» **Supplied data**:
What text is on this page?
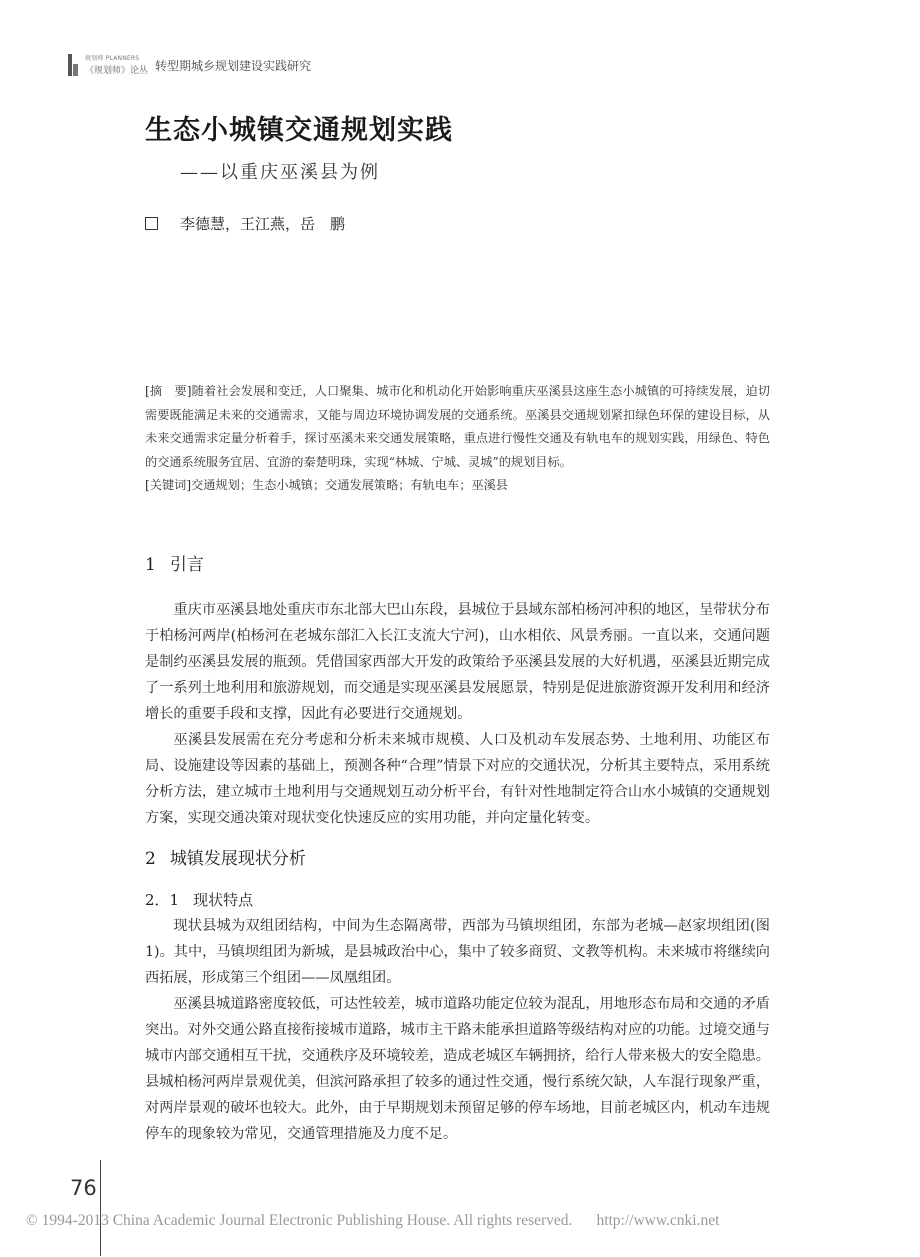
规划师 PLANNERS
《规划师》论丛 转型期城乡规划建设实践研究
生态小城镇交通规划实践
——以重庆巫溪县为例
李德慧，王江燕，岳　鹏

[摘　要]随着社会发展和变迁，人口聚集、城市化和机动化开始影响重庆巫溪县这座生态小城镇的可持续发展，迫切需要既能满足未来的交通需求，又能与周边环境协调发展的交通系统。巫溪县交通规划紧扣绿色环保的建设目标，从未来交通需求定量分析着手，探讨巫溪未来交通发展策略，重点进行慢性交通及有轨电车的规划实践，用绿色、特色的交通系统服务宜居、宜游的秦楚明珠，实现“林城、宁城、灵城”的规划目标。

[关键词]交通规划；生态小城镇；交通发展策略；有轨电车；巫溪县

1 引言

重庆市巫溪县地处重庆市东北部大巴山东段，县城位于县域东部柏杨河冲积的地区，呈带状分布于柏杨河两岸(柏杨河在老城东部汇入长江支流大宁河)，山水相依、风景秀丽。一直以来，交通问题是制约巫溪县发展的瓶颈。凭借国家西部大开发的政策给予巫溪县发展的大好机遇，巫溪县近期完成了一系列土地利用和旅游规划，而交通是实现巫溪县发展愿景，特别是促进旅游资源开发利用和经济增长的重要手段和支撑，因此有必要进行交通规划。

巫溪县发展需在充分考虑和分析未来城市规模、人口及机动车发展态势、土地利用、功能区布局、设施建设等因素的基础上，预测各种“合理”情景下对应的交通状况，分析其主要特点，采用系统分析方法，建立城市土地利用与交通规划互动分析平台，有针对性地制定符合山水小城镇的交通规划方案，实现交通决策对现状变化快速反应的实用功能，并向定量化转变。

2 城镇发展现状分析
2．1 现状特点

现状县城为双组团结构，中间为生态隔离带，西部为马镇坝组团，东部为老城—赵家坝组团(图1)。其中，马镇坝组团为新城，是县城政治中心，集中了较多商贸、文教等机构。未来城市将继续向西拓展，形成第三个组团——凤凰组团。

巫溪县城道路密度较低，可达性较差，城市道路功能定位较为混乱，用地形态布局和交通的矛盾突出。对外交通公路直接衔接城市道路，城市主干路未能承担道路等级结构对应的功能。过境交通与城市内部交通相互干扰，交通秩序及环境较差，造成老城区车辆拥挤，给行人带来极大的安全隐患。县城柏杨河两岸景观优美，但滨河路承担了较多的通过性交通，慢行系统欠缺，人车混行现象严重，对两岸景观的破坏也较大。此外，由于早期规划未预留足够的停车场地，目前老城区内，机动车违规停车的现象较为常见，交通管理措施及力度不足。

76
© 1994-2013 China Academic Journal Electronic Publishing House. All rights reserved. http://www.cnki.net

» **What is asked**: Reproduce each entry precisely, dropping only the pictures.

» **Response to this exercise**:
What text is on this page?
规划师 PLANNERS
《规划师》论丛 转型期城乡规划建设实践研究
生态小城镇交通规划实践
——以重庆巫溪县为例
李德慧，王江燕，岳　鹏

[摘　要]随着社会发展和变迁，人口聚集、城市化和机动化开始影响重庆巫溪县这座生态小城镇的可持续发展，迫切需要既能满足未来的交通需求，又能与周边环境协调发展的交通系统。巫溪县交通规划紧扣绿色环保的建设目标，从未来交通需求定量分析着手，探讨巫溪未来交通发展策略，重点进行慢性交通及有轨电车的规划实践，用绿色、特色的交通系统服务宜居、宜游的秦楚明珠，实现“林城、宁城、灵城”的规划目标。

[关键词]交通规划；生态小城镇；交通发展策略；有轨电车；巫溪县

1 引言

重庆市巫溪县地处重庆市东北部大巴山东段，县城位于县域东部柏杨河冲积的地区，呈带状分布于柏杨河两岸(柏杨河在老城东部汇入长江支流大宁河)，山水相依、风景秀丽。一直以来，交通问题是制约巫溪县发展的瓶颈。凭借国家西部大开发的政策给予巫溪县发展的大好机遇，巫溪县近期完成了一系列土地利用和旅游规划，而交通是实现巫溪县发展愿景，特别是促进旅游资源开发利用和经济增长的重要手段和支撑，因此有必要进行交通规划。

巫溪县发展需在充分考虑和分析未来城市规模、人口及机动车发展态势、土地利用、功能区布局、设施建设等因素的基础上，预测各种“合理”情景下对应的交通状况，分析其主要特点，采用系统分析方法，建立城市土地利用与交通规划互动分析平台，有针对性地制定符合山水小城镇的交通规划方案，实现交通决策对现状变化快速反应的实用功能，并向定量化转变。

2 城镇发展现状分析
2．1 现状特点

现状县城为双组团结构，中间为生态隔离带，西部为马镇坝组团，东部为老城—赵家坝组团(图1)。其中，马镇坝组团为新城，是县城政治中心，集中了较多商贸、文教等机构。未来城市将继续向西拓展，形成第三个组团——凤凰组团。

巫溪县城道路密度较低，可达性较差，城市道路功能定位较为混乱，用地形态布局和交通的矛盾突出。对外交通公路直接衔接城市道路，城市主干路未能承担道路等级结构对应的功能。过境交通与城市内部交通相互干扰，交通秩序及环境较差，造成老城区车辆拥挤，给行人带来极大的安全隐患。县城柏杨河两岸景观优美，但滨河路承担了较多的通过性交通，慢行系统欠缺，人车混行现象严重，对两岸景观的破坏也较大。此外，由于早期规划未预留足够的停车场地，目前老城区内，机动车违规停车的现象较为常见，交通管理措施及力度不足。

76
© 1994-2013 China Academic Journal Electronic Publishing House. All rights reserved. http://www.cnki.net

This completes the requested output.